[start]

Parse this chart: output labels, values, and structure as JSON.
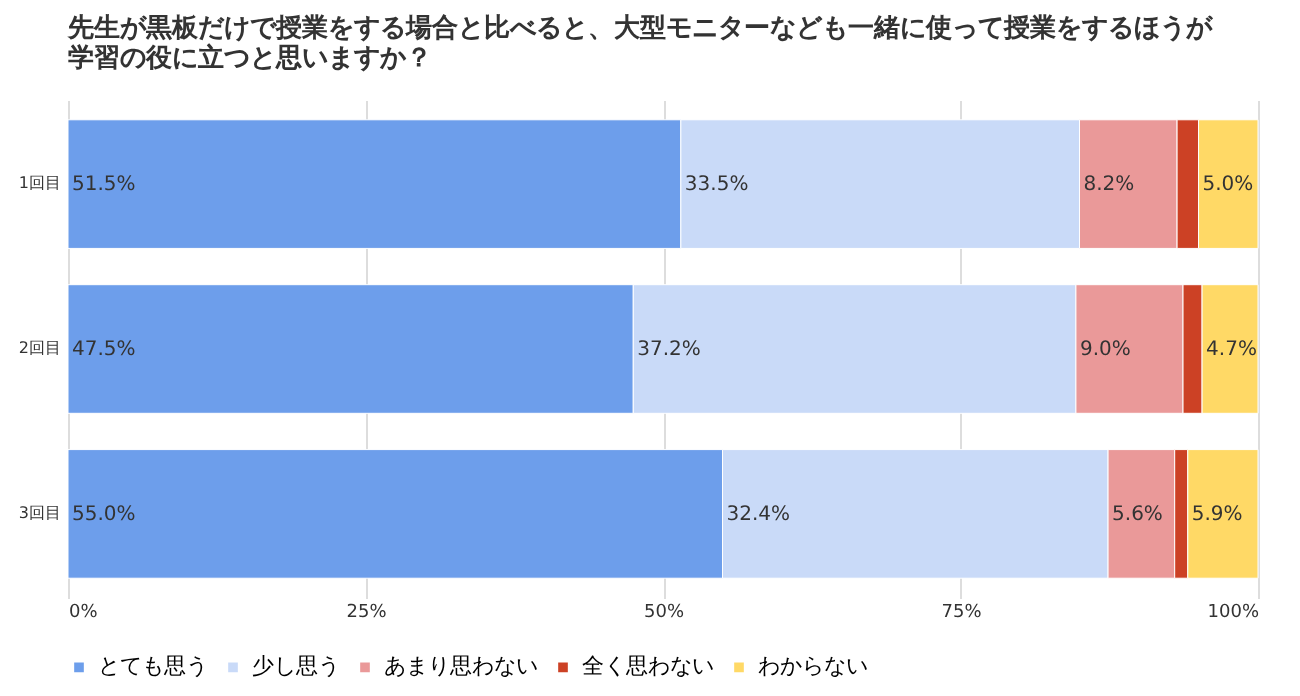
{
  "chart_data": {
    "type": "bar",
    "orientation": "horizontal",
    "stacked": true,
    "title": "先生が黒板だけで授業をする場合と比べると、大型モニターなども一緒に使って授業をするほうが学習の役に立つと思いますか？",
    "categories": [
      "1回目",
      "2回目",
      "3回目"
    ],
    "series": [
      {
        "name": "とても思う",
        "color": "#6d9eeb",
        "values": [
          51.5,
          47.5,
          55.0
        ],
        "value_labels": [
          "51.5%",
          "47.5%",
          "55.0%"
        ]
      },
      {
        "name": "少し思う",
        "color": "#c9daf8",
        "values": [
          33.5,
          37.2,
          32.4
        ],
        "value_labels": [
          "33.5%",
          "37.2%",
          "32.4%"
        ]
      },
      {
        "name": "あまり思わない",
        "color": "#ea9999",
        "values": [
          8.2,
          9.0,
          5.6
        ],
        "value_labels": [
          "8.2%",
          "9.0%",
          "5.6%"
        ]
      },
      {
        "name": "全く思わない",
        "color": "#cc4125",
        "values": [
          1.8,
          1.6,
          1.1
        ],
        "value_labels": [
          null,
          null,
          null
        ]
      },
      {
        "name": "わからない",
        "color": "#ffd966",
        "values": [
          5.0,
          4.7,
          5.9
        ],
        "value_labels": [
          "5.0%",
          "4.7%",
          "5.9%"
        ]
      }
    ],
    "xlim": [
      0,
      100
    ],
    "xticks": [
      {
        "value": 0,
        "label": "0%"
      },
      {
        "value": 25,
        "label": "25%"
      },
      {
        "value": 50,
        "label": "50%"
      },
      {
        "value": 75,
        "label": "75%"
      },
      {
        "value": 100,
        "label": "100%"
      }
    ],
    "grid": "x",
    "legend": "bottom"
  }
}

[end]

● YOUR TASK
Copy the material exactly. Do not include the pictures.

● SOLUTION
Parse this chart: output labels, values, and structure as JSON.
{
  "chart_data": {
    "type": "bar",
    "orientation": "horizontal",
    "stacked": true,
    "title": "先生が黒板だけで授業をする場合と比べると、大型モニターなども一緒に使って授業をするほうが学習の役に立つと思いますか？",
    "categories": [
      "1回目",
      "2回目",
      "3回目"
    ],
    "series": [
      {
        "name": "とても思う",
        "color": "#6d9eeb",
        "values": [
          51.5,
          47.5,
          55.0
        ],
        "value_labels": [
          "51.5%",
          "47.5%",
          "55.0%"
        ]
      },
      {
        "name": "少し思う",
        "color": "#c9daf8",
        "values": [
          33.5,
          37.2,
          32.4
        ],
        "value_labels": [
          "33.5%",
          "37.2%",
          "32.4%"
        ]
      },
      {
        "name": "あまり思わない",
        "color": "#ea9999",
        "values": [
          8.2,
          9.0,
          5.6
        ],
        "value_labels": [
          "8.2%",
          "9.0%",
          "5.6%"
        ]
      },
      {
        "name": "全く思わない",
        "color": "#cc4125",
        "values": [
          1.8,
          1.6,
          1.1
        ],
        "value_labels": [
          null,
          null,
          null
        ]
      },
      {
        "name": "わからない",
        "color": "#ffd966",
        "values": [
          5.0,
          4.7,
          5.9
        ],
        "value_labels": [
          "5.0%",
          "4.7%",
          "5.9%"
        ]
      }
    ],
    "xlim": [
      0,
      100
    ],
    "xticks": [
      {
        "value": 0,
        "label": "0%"
      },
      {
        "value": 25,
        "label": "25%"
      },
      {
        "value": 50,
        "label": "50%"
      },
      {
        "value": 75,
        "label": "75%"
      },
      {
        "value": 100,
        "label": "100%"
      }
    ],
    "grid": "x",
    "legend": "bottom"
  }
}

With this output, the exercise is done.